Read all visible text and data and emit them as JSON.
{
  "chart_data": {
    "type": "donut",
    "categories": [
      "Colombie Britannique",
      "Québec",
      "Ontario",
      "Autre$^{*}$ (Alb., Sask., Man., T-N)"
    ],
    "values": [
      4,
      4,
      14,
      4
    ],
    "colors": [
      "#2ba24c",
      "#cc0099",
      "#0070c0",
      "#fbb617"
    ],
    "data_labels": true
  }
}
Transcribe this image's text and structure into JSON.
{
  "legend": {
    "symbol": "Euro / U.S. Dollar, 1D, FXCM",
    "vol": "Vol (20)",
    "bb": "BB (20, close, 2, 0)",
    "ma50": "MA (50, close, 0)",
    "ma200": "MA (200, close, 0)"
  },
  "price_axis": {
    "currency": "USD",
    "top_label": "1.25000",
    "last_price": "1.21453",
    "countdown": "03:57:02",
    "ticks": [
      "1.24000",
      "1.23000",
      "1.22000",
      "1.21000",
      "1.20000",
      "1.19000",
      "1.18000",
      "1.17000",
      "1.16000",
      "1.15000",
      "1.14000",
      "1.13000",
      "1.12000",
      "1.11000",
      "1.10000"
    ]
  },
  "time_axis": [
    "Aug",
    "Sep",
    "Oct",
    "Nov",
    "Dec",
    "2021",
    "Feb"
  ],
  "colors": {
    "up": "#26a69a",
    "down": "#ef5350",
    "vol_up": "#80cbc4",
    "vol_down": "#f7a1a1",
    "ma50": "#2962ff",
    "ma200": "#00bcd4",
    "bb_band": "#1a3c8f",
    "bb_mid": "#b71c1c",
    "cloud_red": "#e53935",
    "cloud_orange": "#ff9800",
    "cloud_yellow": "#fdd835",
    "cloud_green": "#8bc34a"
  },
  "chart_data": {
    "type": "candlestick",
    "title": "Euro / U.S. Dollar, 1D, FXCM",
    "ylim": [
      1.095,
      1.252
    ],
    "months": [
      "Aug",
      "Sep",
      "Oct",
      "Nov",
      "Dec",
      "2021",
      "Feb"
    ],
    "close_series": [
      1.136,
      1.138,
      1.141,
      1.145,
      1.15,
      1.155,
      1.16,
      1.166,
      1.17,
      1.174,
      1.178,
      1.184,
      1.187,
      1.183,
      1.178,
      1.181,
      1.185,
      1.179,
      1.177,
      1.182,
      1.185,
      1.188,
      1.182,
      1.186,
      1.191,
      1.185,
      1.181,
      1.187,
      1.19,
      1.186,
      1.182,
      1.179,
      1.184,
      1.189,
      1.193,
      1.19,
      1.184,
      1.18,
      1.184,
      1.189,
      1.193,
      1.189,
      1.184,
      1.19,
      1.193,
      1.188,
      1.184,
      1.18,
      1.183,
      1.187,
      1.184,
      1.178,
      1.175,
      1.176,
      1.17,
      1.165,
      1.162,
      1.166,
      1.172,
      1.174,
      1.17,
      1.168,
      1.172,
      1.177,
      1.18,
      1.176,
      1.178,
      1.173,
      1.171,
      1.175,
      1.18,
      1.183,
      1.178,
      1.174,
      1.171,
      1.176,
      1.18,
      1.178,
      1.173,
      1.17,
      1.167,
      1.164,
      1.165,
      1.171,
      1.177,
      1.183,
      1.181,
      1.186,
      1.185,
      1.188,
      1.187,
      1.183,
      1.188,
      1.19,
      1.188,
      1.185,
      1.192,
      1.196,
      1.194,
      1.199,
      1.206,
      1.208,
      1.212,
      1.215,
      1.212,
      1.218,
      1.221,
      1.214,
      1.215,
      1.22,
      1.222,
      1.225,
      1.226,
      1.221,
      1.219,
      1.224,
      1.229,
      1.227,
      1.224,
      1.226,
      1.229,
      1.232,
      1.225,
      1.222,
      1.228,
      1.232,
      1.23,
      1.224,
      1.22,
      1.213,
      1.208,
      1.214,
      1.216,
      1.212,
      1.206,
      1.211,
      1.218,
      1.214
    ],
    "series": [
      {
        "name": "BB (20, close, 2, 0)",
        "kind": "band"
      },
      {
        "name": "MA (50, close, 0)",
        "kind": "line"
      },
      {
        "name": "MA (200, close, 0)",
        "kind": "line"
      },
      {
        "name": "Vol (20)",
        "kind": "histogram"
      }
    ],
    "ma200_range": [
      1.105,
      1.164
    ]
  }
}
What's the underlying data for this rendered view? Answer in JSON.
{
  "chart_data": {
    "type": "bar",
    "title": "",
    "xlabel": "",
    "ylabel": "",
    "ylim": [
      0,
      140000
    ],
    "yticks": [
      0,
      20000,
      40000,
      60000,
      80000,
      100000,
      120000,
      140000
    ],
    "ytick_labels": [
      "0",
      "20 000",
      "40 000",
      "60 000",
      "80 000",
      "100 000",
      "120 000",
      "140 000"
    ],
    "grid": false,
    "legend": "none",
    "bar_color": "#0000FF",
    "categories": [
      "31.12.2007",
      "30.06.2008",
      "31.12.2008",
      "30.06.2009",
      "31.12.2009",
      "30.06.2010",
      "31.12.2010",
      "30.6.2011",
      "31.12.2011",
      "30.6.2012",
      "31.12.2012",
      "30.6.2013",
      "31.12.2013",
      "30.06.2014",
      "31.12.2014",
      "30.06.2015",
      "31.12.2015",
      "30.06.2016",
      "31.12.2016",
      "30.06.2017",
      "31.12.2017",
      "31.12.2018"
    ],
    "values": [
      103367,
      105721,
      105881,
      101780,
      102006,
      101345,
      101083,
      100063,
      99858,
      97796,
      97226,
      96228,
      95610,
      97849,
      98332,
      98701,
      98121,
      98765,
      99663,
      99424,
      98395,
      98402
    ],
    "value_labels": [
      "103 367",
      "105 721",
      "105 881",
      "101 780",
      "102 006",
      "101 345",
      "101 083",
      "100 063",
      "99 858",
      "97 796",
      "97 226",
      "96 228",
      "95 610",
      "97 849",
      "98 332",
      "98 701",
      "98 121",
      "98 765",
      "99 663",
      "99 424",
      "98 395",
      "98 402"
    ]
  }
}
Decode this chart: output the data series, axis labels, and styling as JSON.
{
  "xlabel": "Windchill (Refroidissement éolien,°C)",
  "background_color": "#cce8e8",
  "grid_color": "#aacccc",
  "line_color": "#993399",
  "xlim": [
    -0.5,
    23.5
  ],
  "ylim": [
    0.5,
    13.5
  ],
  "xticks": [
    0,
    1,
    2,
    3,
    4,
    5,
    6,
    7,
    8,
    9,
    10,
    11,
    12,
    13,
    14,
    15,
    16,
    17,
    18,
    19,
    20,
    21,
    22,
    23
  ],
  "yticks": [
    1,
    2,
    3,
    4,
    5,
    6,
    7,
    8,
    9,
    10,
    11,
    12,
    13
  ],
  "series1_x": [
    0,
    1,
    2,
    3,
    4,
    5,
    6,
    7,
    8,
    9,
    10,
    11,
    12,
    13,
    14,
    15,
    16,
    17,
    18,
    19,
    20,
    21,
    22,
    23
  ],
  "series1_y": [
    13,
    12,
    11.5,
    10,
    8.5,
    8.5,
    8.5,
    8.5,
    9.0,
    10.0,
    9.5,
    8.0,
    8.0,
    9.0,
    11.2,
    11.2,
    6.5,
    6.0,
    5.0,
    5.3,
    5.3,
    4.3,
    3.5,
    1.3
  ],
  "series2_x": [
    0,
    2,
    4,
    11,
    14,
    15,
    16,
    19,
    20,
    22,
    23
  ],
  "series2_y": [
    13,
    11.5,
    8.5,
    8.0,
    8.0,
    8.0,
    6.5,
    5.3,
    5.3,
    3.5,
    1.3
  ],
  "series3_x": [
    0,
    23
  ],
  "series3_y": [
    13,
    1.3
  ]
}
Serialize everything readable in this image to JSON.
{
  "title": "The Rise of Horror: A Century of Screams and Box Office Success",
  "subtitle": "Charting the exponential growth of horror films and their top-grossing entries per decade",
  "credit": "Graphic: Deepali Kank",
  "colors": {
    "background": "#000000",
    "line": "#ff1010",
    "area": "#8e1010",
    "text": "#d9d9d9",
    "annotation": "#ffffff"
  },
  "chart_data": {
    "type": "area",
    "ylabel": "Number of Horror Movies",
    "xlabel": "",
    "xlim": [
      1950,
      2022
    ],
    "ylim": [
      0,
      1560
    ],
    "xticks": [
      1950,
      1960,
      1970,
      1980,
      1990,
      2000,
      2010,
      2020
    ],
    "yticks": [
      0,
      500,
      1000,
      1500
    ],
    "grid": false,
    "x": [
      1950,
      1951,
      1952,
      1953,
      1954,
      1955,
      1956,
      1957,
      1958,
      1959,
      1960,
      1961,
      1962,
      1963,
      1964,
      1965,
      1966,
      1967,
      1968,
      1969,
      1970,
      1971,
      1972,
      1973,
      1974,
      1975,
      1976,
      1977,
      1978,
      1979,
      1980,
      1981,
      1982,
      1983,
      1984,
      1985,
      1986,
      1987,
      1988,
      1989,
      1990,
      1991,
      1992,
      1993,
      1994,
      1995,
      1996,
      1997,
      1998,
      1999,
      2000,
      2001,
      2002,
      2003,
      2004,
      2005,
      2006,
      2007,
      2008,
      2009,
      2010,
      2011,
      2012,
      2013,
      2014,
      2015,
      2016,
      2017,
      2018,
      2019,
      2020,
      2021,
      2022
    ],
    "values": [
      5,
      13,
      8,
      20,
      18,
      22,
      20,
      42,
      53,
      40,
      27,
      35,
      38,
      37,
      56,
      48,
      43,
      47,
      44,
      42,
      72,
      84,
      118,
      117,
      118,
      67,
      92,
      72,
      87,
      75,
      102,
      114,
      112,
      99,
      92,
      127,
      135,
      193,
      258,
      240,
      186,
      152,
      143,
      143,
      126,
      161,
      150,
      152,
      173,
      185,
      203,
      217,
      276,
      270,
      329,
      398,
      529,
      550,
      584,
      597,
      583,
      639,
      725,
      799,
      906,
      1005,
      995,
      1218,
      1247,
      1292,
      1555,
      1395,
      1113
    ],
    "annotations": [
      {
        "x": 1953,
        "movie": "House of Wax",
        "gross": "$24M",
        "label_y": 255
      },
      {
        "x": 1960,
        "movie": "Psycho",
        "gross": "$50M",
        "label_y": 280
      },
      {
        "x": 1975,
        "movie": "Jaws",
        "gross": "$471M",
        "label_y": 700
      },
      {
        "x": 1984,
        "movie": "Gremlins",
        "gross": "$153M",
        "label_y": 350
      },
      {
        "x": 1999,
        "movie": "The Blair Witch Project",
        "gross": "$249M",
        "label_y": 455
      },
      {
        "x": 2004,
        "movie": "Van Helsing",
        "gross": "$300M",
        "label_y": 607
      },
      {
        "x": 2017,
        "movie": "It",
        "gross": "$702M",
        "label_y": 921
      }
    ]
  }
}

Stated exercise:
Locate the word "image" in the records above, and return each line that has it.

Answer to this exercise:
Transcribe this image's text and structure into JSON.
Serialize everything readable in this image to JSON.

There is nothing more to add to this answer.